● Collection entries
· · · · · · ·

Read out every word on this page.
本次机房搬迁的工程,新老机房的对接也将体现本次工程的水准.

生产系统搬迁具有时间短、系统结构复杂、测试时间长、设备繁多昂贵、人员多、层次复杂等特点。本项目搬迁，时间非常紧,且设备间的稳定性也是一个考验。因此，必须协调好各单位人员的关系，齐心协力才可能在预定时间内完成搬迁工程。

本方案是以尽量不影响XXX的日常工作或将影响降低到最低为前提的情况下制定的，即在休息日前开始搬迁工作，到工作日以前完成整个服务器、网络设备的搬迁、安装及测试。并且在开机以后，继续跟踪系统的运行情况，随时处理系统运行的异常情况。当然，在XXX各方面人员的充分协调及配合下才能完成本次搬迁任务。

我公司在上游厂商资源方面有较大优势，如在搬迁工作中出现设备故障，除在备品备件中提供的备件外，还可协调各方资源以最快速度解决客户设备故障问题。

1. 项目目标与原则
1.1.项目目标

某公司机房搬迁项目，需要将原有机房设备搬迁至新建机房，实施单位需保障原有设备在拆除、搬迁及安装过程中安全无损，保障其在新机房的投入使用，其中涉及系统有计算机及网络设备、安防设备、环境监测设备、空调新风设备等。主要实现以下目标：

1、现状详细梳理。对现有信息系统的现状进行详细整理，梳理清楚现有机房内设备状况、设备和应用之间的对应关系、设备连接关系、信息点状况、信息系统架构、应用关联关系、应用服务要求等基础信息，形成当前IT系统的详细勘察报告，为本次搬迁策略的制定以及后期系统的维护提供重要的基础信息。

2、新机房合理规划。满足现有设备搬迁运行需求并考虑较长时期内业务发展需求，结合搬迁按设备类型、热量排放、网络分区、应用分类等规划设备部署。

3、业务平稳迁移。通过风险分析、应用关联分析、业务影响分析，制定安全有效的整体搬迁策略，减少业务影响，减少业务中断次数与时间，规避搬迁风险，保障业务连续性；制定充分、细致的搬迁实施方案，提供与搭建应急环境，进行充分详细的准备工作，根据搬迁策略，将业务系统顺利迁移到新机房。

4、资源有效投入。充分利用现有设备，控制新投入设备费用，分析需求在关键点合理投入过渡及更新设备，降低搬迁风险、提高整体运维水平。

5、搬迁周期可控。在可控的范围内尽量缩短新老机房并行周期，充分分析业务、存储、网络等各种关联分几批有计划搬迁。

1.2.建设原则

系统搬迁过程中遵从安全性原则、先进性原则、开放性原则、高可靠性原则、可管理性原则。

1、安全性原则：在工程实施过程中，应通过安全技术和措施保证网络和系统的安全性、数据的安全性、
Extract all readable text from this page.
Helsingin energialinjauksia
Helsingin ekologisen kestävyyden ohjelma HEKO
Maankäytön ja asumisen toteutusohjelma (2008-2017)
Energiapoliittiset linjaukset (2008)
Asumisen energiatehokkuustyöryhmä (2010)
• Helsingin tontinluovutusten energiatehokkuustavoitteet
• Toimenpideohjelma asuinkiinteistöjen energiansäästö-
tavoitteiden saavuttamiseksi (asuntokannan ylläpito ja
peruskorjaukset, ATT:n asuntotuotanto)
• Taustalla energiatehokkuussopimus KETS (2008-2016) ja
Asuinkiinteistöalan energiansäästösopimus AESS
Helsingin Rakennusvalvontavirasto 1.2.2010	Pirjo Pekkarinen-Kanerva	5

· · · · · · ·

● Problem to solve
Recopy the entries above exactly, with every line included.

● Reply
Read out every word on this page.
本次机房搬迁的工程,新老机房的对接也将体现本次工程的水准.

生产系统搬迁具有时间短、系统结构复杂、测试时间长、设备繁多昂贵、人员多、层次复杂等特点。本项目搬迁，时间非常紧,且设备间的稳定性也是一个考验。因此，必须协调好各单位人员的关系，齐心协力才可能在预定时间内完成搬迁工程。

本方案是以尽量不影响XXX的日常工作或将影响降低到最低为前提的情况下制定的，即在休息日前开始搬迁工作，到工作日以前完成整个服务器、网络设备的搬迁、安装及测试。并且在开机以后，继续跟踪系统的运行情况，随时处理系统运行的异常情况。当然，在XXX各方面人员的充分协调及配合下才能完成本次搬迁任务。

我公司在上游厂商资源方面有较大优势，如在搬迁工作中出现设备故障，除在备品备件中提供的备件外，还可协调各方资源以最快速度解决客户设备故障问题。

1. 项目目标与原则
1.1.项目目标

某公司机房搬迁项目，需要将原有机房设备搬迁至新建机房，实施单位需保障原有设备在拆除、搬迁及安装过程中安全无损，保障其在新机房的投入使用，其中涉及系统有计算机及网络设备、安防设备、环境监测设备、空调新风设备等。主要实现以下目标：

1、现状详细梳理。对现有信息系统的现状进行详细整理，梳理清楚现有机房内设备状况、设备和应用之间的对应关系、设备连接关系、信息点状况、信息系统架构、应用关联关系、应用服务要求等基础信息，形成当前IT系统的详细勘察报告，为本次搬迁策略的制定以及后期系统的维护提供重要的基础信息。

2、新机房合理规划。满足现有设备搬迁运行需求并考虑较长时期内业务发展需求，结合搬迁按设备类型、热量排放、网络分区、应用分类等规划设备部署。

3、业务平稳迁移。通过风险分析、应用关联分析、业务影响分析，制定安全有效的整体搬迁策略，减少业务影响，减少业务中断次数与时间，规避搬迁风险，保障业务连续性；制定充分、细致的搬迁实施方案，提供与搭建应急环境，进行充分详细的准备工作，根据搬迁策略，将业务系统顺利迁移到新机房。

4、资源有效投入。充分利用现有设备，控制新投入设备费用，分析需求在关键点合理投入过渡及更新设备，降低搬迁风险、提高整体运维水平。

5、搬迁周期可控。在可控的范围内尽量缩短新老机房并行周期，充分分析业务、存储、网络等各种关联分几批有计划搬迁。

1.2.建设原则

系统搬迁过程中遵从安全性原则、先进性原则、开放性原则、高可靠性原则、可管理性原则。

1、安全性原则：在工程实施过程中，应通过安全技术和措施保证网络和系统的安全性、数据的安全性、
Extract all readable text from this page.
Helsingin energialinjauksia
Helsingin ekologisen kestävyyden ohjelma HEKO
Maankäytön ja asumisen toteutusohjelma (2008-2017)
Energiapoliittiset linjaukset (2008)
Asumisen energiatehokkuustyöryhmä (2010)
• Helsingin tontinluovutusten energiatehokkuustavoitteet
• Toimenpideohjelma asuinkiinteistöjen energiansäästö-
tavoitteiden saavuttamiseksi (asuntokannan ylläpito ja
peruskorjaukset, ATT:n asuntotuotanto)
• Taustalla energiatehokkuussopimus KETS (2008-2016) ja
Asuinkiinteistöalan energiansäästösopimus AESS
Helsingin Rakennusvalvontavirasto 1.2.2010	Pirjo Pekkarinen-Kanerva	5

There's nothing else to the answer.